**PROBLEM DESCRIPTION:** Return the lines where the word "closed" occurs.

**EXTRACTED INFORMATION:**

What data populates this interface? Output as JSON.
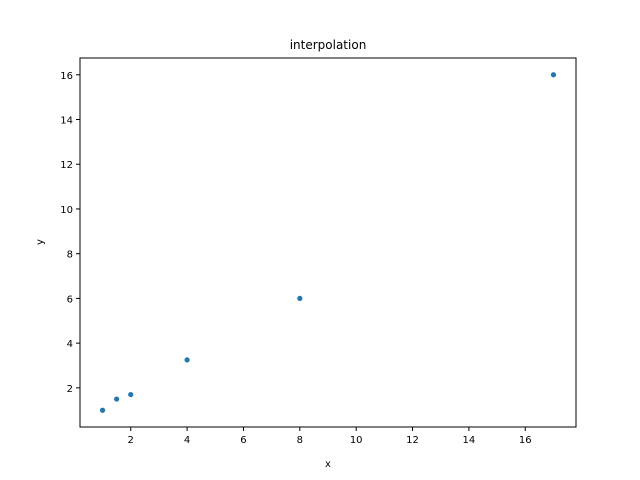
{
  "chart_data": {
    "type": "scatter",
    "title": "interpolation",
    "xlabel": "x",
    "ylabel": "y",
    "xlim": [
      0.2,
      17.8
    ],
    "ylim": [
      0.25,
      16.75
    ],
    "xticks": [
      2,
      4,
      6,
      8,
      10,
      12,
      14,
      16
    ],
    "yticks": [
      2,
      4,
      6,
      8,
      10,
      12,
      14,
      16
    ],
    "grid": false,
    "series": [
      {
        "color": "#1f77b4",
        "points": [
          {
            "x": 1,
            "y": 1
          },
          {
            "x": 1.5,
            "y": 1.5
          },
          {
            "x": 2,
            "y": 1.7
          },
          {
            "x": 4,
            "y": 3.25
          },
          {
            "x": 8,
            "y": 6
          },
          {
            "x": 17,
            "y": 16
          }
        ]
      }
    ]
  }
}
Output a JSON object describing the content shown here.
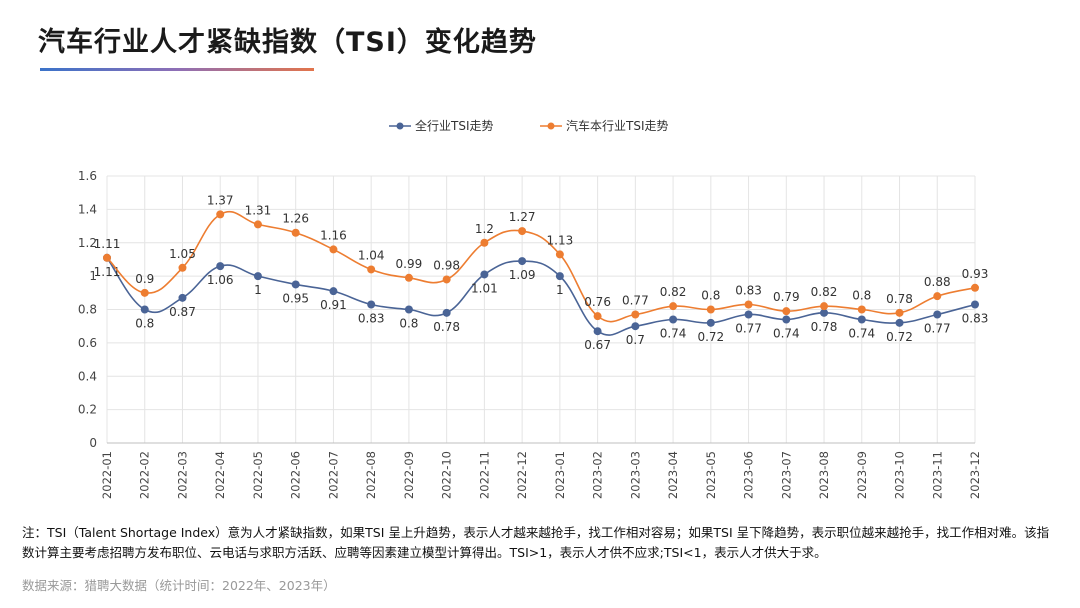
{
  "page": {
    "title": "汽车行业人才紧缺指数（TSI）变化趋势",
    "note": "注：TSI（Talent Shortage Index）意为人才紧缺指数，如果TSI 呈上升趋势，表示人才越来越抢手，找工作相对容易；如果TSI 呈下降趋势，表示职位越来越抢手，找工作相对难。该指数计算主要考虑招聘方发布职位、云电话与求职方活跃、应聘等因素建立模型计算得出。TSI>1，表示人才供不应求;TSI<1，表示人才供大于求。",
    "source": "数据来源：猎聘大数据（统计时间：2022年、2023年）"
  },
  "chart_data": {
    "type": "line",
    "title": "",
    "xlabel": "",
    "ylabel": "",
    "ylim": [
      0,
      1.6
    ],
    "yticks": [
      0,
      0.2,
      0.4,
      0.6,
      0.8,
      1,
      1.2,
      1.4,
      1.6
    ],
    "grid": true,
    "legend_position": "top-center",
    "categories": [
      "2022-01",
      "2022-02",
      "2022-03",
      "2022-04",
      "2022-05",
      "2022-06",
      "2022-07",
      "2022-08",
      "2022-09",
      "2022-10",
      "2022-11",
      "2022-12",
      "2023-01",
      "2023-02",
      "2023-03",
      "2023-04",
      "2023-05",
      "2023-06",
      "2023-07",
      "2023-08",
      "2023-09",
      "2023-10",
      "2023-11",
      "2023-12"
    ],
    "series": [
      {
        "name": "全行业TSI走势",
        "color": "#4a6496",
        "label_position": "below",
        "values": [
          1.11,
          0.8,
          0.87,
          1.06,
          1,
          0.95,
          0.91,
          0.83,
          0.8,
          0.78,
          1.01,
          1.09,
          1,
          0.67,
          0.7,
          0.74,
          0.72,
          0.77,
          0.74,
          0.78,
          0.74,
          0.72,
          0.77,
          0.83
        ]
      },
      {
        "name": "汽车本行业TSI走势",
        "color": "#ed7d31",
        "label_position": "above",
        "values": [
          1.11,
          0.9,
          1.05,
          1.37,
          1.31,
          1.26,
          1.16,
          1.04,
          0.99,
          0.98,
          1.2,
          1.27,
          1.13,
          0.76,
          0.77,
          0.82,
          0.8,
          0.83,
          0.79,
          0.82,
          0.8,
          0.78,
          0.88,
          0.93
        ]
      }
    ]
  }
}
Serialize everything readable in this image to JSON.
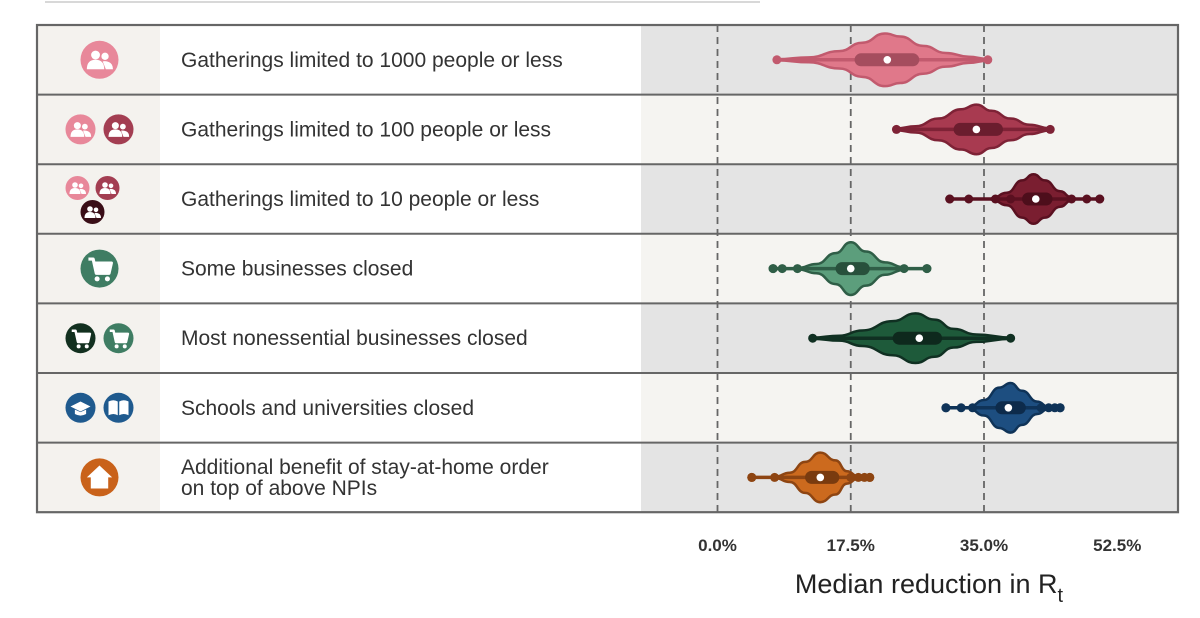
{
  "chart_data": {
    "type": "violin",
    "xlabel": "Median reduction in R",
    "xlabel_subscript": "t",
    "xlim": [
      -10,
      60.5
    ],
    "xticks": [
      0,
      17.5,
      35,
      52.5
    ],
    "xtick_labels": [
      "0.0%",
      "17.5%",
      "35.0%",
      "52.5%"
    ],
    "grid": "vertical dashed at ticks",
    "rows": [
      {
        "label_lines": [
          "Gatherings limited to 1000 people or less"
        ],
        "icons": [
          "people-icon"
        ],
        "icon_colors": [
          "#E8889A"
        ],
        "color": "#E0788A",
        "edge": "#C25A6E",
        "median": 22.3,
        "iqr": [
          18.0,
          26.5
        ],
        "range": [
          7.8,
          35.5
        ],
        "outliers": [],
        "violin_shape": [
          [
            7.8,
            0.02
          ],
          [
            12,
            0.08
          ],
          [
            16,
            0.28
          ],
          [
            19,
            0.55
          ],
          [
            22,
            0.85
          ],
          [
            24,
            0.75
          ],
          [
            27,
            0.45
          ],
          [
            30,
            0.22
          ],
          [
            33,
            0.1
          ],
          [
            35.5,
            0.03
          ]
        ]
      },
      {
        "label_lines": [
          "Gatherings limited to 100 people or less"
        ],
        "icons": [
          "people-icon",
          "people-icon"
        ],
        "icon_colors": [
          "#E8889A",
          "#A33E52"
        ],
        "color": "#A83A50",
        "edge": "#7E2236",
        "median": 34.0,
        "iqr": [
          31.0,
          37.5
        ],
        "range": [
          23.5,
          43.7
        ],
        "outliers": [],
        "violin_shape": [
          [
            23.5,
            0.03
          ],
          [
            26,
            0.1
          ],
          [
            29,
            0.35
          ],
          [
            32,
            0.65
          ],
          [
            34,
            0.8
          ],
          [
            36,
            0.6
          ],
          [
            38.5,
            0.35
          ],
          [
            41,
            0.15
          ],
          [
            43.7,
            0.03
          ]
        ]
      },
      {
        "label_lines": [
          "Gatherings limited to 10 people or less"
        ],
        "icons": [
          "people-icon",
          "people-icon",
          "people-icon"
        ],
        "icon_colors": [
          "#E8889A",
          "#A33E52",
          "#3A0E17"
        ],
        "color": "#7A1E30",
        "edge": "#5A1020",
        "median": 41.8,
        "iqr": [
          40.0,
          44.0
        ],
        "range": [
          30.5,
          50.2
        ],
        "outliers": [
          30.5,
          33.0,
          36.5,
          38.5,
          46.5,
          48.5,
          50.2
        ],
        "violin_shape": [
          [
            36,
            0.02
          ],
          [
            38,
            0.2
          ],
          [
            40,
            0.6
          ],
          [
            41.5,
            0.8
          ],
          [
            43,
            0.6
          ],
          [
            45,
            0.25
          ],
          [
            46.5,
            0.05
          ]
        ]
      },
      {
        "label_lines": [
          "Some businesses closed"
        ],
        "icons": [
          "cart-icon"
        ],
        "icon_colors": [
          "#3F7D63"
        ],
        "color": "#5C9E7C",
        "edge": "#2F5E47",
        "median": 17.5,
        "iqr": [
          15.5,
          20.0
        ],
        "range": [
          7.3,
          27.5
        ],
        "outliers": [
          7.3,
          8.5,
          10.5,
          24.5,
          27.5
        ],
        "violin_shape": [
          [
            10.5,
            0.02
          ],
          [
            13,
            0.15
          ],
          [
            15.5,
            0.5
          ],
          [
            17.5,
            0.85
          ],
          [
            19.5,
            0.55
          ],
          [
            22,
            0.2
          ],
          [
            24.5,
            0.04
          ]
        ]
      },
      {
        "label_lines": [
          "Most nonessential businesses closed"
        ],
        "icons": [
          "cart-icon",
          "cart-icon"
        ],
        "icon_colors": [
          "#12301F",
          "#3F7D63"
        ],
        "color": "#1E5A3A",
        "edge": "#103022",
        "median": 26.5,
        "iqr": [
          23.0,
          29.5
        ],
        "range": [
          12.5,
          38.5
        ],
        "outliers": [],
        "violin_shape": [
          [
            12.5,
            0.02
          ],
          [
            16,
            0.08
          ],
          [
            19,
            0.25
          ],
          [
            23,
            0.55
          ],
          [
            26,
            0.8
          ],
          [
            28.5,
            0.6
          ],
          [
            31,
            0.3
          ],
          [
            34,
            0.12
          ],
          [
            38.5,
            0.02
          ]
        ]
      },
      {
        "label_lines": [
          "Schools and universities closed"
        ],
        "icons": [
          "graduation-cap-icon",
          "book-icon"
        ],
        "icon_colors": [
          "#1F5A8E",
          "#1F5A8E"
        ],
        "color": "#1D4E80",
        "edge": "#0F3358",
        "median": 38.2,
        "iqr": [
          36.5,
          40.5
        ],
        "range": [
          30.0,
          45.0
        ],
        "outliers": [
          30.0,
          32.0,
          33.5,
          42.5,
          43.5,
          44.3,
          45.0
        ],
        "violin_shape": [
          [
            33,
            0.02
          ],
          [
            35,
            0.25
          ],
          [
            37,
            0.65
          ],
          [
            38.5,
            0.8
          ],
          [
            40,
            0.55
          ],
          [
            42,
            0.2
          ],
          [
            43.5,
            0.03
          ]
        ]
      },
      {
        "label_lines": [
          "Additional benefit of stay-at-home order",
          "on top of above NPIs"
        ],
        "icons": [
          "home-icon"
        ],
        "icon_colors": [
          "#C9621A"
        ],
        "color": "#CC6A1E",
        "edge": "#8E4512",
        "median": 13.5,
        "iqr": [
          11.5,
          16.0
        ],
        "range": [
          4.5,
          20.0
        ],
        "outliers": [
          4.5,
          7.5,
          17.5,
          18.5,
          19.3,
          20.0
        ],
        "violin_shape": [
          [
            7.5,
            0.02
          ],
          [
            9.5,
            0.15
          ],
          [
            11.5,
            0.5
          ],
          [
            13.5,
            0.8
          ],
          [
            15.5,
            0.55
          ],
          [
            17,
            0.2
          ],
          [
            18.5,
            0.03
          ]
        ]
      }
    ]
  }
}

**ANSWER FOR THE TASK:**
          "Some businesses closed"
          "Most nonessential businesses closed"
          "Schools and universities closed"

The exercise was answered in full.